#### THE DATA ####

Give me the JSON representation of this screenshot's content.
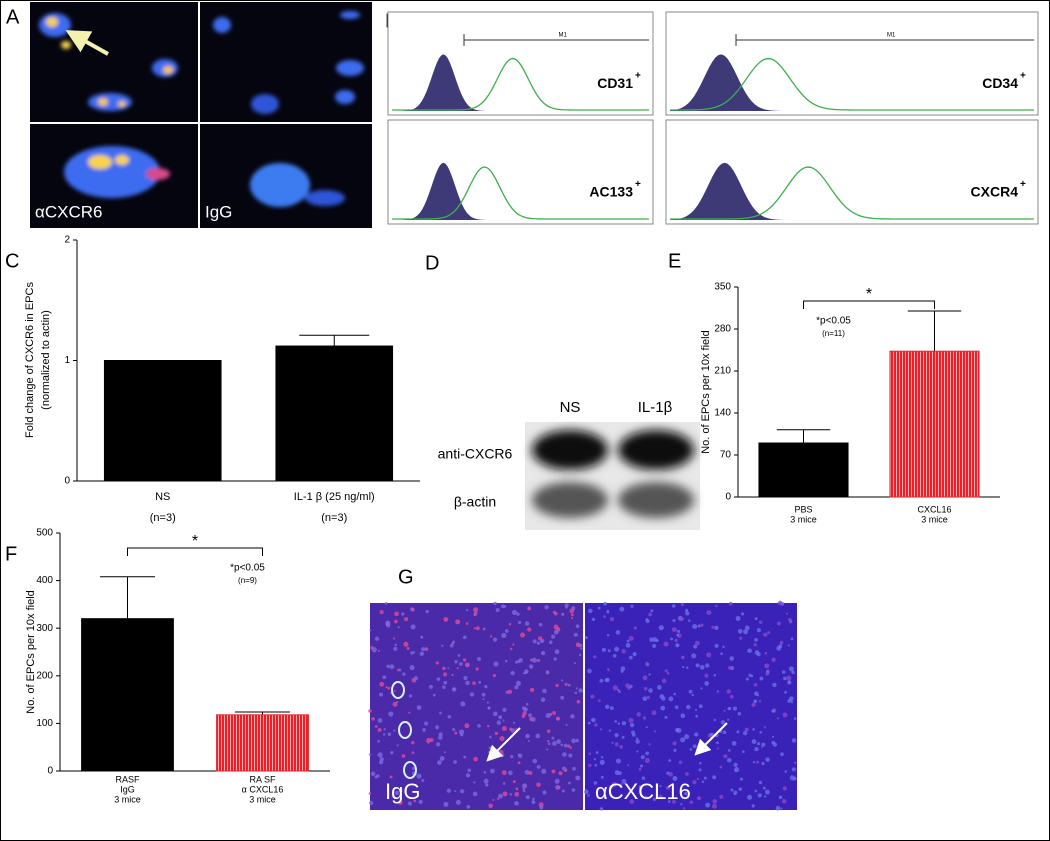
{
  "panels": {
    "A": {
      "label": "A",
      "texts": [
        "αCXCR6",
        "IgG"
      ]
    },
    "B": {
      "label": "B",
      "gate": "M1",
      "markers": [
        {
          "name": "CD31",
          "sup": "+"
        },
        {
          "name": "CD34",
          "sup": "+"
        },
        {
          "name": "AC133",
          "sup": "+"
        },
        {
          "name": "CXCR4",
          "sup": "+"
        }
      ]
    },
    "D": {
      "label": "D",
      "lanes": [
        "NS",
        "IL-1β"
      ],
      "rows": [
        "anti-CXCR6",
        "β-actin"
      ]
    },
    "G": {
      "label": "G",
      "texts": [
        "IgG",
        "αCXCL16"
      ]
    }
  },
  "chart_data": [
    {
      "type": "bar",
      "panel": "C",
      "ylabel": [
        "Fold change of CXCR6 in EPCs",
        "(normalized to actin)"
      ],
      "category_lines": [
        [
          "NS",
          "(n=3)"
        ],
        [
          "IL-1 β  (25 ng/ml)",
          "(n=3)"
        ]
      ],
      "values": [
        1,
        1.12
      ],
      "errors": [
        null,
        0.09
      ],
      "colors": [
        "#000000",
        "#000000"
      ],
      "ylim": [
        0,
        2
      ],
      "yticks": [
        0,
        1,
        2
      ]
    },
    {
      "type": "bar",
      "panel": "E",
      "ylabel": [
        "No. of EPCs per 10x field"
      ],
      "category_lines": [
        [
          "PBS",
          "3 mice"
        ],
        [
          "CXCL16",
          "3 mice"
        ]
      ],
      "values": [
        90,
        243
      ],
      "errors": [
        22,
        67
      ],
      "colors": [
        "#000000",
        "#e8202a"
      ],
      "ylim": [
        0,
        350
      ],
      "yticks": [
        0,
        70,
        140,
        210,
        280,
        350
      ],
      "significance": {
        "mark": "*",
        "note": "*p<0.05",
        "n": "(n=11)"
      }
    },
    {
      "type": "bar",
      "panel": "F",
      "ylabel": [
        "No. of EPCs per 10x field"
      ],
      "category_lines": [
        [
          "RASF",
          "IgG",
          "3 mice"
        ],
        [
          "RA SF",
          "α CXCL16",
          "3 mice"
        ]
      ],
      "values": [
        320,
        118
      ],
      "errors": [
        88,
        6
      ],
      "colors": [
        "#000000",
        "#e8202a"
      ],
      "ylim": [
        0,
        500
      ],
      "yticks": [
        0,
        100,
        200,
        300,
        400,
        500
      ],
      "significance": {
        "mark": "*",
        "note": "*p<0.05",
        "n": "(n=9)"
      }
    }
  ]
}
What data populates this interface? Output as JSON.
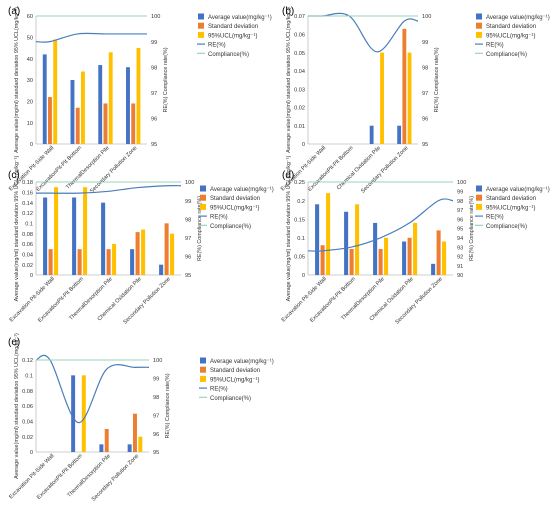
{
  "style": {
    "colors": {
      "average": "#4472C4",
      "std": "#ED7D31",
      "ucl": "#FFC000",
      "re": "#4A7EBB",
      "compliance": "#9BD3B8",
      "axis": "#BFBFBF",
      "text": "#333333"
    }
  },
  "chart_data": [
    {
      "panel": "(a)",
      "type": "bar",
      "title": "",
      "ylabel": "Average value(mg/ml) standard deviation 95% UCL(mg/kg⁻¹)",
      "y2label": "RE(%) Compliance rate(%)",
      "ylim": [
        0,
        60
      ],
      "yticks": [
        "0",
        "10",
        "20",
        "30",
        "40",
        "50",
        "60"
      ],
      "y2lim": [
        95,
        100
      ],
      "y2ticks": [
        "95",
        "96",
        "97",
        "98",
        "99",
        "100"
      ],
      "categories": [
        "Excavation Pit-Side Wall",
        "ExcavationPit-Pit Bottom",
        "ThermalDesorption Pile",
        "Secondary Pollution Zone"
      ],
      "series": [
        {
          "name": "Average value(mg/kg⁻¹)",
          "values": [
            42,
            30,
            37,
            36
          ]
        },
        {
          "name": "Standard deviation",
          "values": [
            22,
            17,
            19,
            19
          ]
        },
        {
          "name": "95%UCL(mg/kg⁻¹)",
          "values": [
            49,
            34,
            43,
            45
          ]
        }
      ],
      "lines": [
        {
          "name": "RE(%)",
          "values": [
            99.0,
            99.3,
            99.3,
            99.3
          ]
        },
        {
          "name": "Compliance(%)",
          "values": [
            100,
            100,
            100,
            100
          ]
        }
      ]
    },
    {
      "panel": "(b)",
      "type": "bar",
      "title": "",
      "ylabel": "Average value(mg/ml) standard deviation 95% UCL(mg/kg⁻¹)",
      "y2label": "RE(%) Compliance rate(%)",
      "ylim": [
        0,
        0.07
      ],
      "yticks": [
        "0",
        "0.01",
        "0.02",
        "0.03",
        "0.04",
        "0.05",
        "0.06",
        "0.07"
      ],
      "y2lim": [
        95,
        100
      ],
      "y2ticks": [
        "95",
        "96",
        "97",
        "98",
        "99",
        "100"
      ],
      "categories": [
        "Excavation Pit-Side Wall",
        "ExcavationPit-Pit Bottom",
        "Chemical Oxidation Pile",
        "Secondary Pollution Zone"
      ],
      "series": [
        {
          "name": "Average value(mg/kg⁻¹)",
          "values": [
            0,
            0,
            0.01,
            0.01
          ]
        },
        {
          "name": "Standard deviation",
          "values": [
            0,
            0,
            0,
            0.063
          ]
        },
        {
          "name": "95%UCL(mg/kg⁻¹)",
          "values": [
            0,
            0,
            0.05,
            0.05
          ]
        }
      ],
      "lines": [
        {
          "name": "RE(%)",
          "values": [
            100,
            100,
            98.6,
            99.8
          ]
        },
        {
          "name": "Compliance(%)",
          "values": [
            100,
            100,
            100,
            100
          ]
        }
      ]
    },
    {
      "panel": "(c)",
      "type": "bar",
      "title": "",
      "ylabel": "Average value(mg/ml) standard deviation 95% UCL(mg/kg⁻¹)",
      "y2label": "RE(%) Compliance rate(%)",
      "ylim": [
        0,
        0.18
      ],
      "yticks": [
        "0",
        "0.02",
        "0.04",
        "0.06",
        "0.08",
        "0.1",
        "0.12",
        "0.14",
        "0.16",
        "0.18"
      ],
      "y2lim": [
        95,
        100
      ],
      "y2ticks": [
        "95",
        "96",
        "97",
        "98",
        "99",
        "100"
      ],
      "categories": [
        "Excavation Pit-Side Wall",
        "ExcavationPit-Pit Bottom",
        "ThermalDesorption Pile",
        "Chemical Oxidation Pile",
        "Secondary Pollution Zone"
      ],
      "series": [
        {
          "name": "Average value(mg/kg⁻¹)",
          "values": [
            0.15,
            0.15,
            0.14,
            0.05,
            0.02
          ]
        },
        {
          "name": "Standard deviation",
          "values": [
            0.05,
            0.05,
            0.05,
            0.083,
            0.1
          ]
        },
        {
          "name": "95%UCL(mg/kg⁻¹)",
          "values": [
            0.17,
            0.17,
            0.06,
            0.088,
            0.08
          ]
        }
      ],
      "lines": [
        {
          "name": "RE(%)",
          "values": [
            99.4,
            99.4,
            99.5,
            99.7,
            99.8
          ]
        },
        {
          "name": "Compliance(%)",
          "values": [
            100,
            100,
            100,
            100,
            100
          ]
        }
      ]
    },
    {
      "panel": "(d)",
      "type": "bar",
      "title": "",
      "ylabel": "Average value(mg/ml) standard deviation 95% UCL(mg/kg⁻¹)",
      "y2label": "RE(%) Compliance rate(%)",
      "ylim": [
        0,
        0.25
      ],
      "yticks": [
        "0",
        "0.05",
        "0.1",
        "0.15",
        "0.2",
        "0.25"
      ],
      "y2lim": [
        90,
        100
      ],
      "y2ticks": [
        "90",
        "91",
        "92",
        "93",
        "94",
        "95",
        "96",
        "97",
        "98",
        "99",
        "100"
      ],
      "categories": [
        "Excavation Pit-Side Wall",
        "ExcavationPit-Pit Bottom",
        "ThermalDesorption Pile",
        "Chemical Oxidation Pile",
        "Secondary Pollution Zone"
      ],
      "series": [
        {
          "name": "Average value(mg/kg⁻¹)",
          "values": [
            0.19,
            0.17,
            0.14,
            0.09,
            0.03
          ]
        },
        {
          "name": "Standard deviation",
          "values": [
            0.08,
            0.07,
            0.07,
            0.1,
            0.12
          ]
        },
        {
          "name": "95%UCL(mg/kg⁻¹)",
          "values": [
            0.22,
            0.19,
            0.1,
            0.14,
            0.09
          ]
        }
      ],
      "lines": [
        {
          "name": "RE(%)",
          "values": [
            92.6,
            93.0,
            94.0,
            95.6,
            98.0
          ]
        },
        {
          "name": "Compliance(%)",
          "values": [
            100,
            100,
            100,
            100,
            100
          ]
        }
      ]
    },
    {
      "panel": "(e)",
      "type": "bar",
      "title": "",
      "ylabel": "Average value(mg/ml) standard deviation 95% UCL(mg/kg⁻¹)",
      "y2label": "RE(%) Compliance rate(%)",
      "ylim": [
        0,
        0.12
      ],
      "yticks": [
        "0",
        "0.02",
        "0.04",
        "0.06",
        "0.08",
        "0.1",
        "0.12"
      ],
      "y2lim": [
        95,
        100
      ],
      "y2ticks": [
        "95",
        "96",
        "97",
        "98",
        "99",
        "100"
      ],
      "categories": [
        "Excavation Pit-Side Wall",
        "ExcavationPit-Pit Bottom",
        "ThermalDesorption Pile",
        "Secondary Pollution Zone"
      ],
      "series": [
        {
          "name": "Average value(mg/kg⁻¹)",
          "values": [
            0,
            0.1,
            0.01,
            0.01
          ]
        },
        {
          "name": "Standard deviation",
          "values": [
            0,
            0,
            0.03,
            0.05
          ]
        },
        {
          "name": "95%UCL(mg/kg⁻¹)",
          "values": [
            0,
            0.1,
            0,
            0.02
          ]
        }
      ],
      "lines": [
        {
          "name": "RE(%)",
          "values": [
            100,
            96.6,
            99.5,
            99.6
          ]
        },
        {
          "name": "Compliance(%)",
          "values": [
            100,
            100,
            100,
            100
          ]
        }
      ]
    }
  ]
}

####

WHAT IS EXPECTED
How many of the lines in the listing above hold the word "JSON"? Report only that figure.

OUTPUT OF THE TASK
2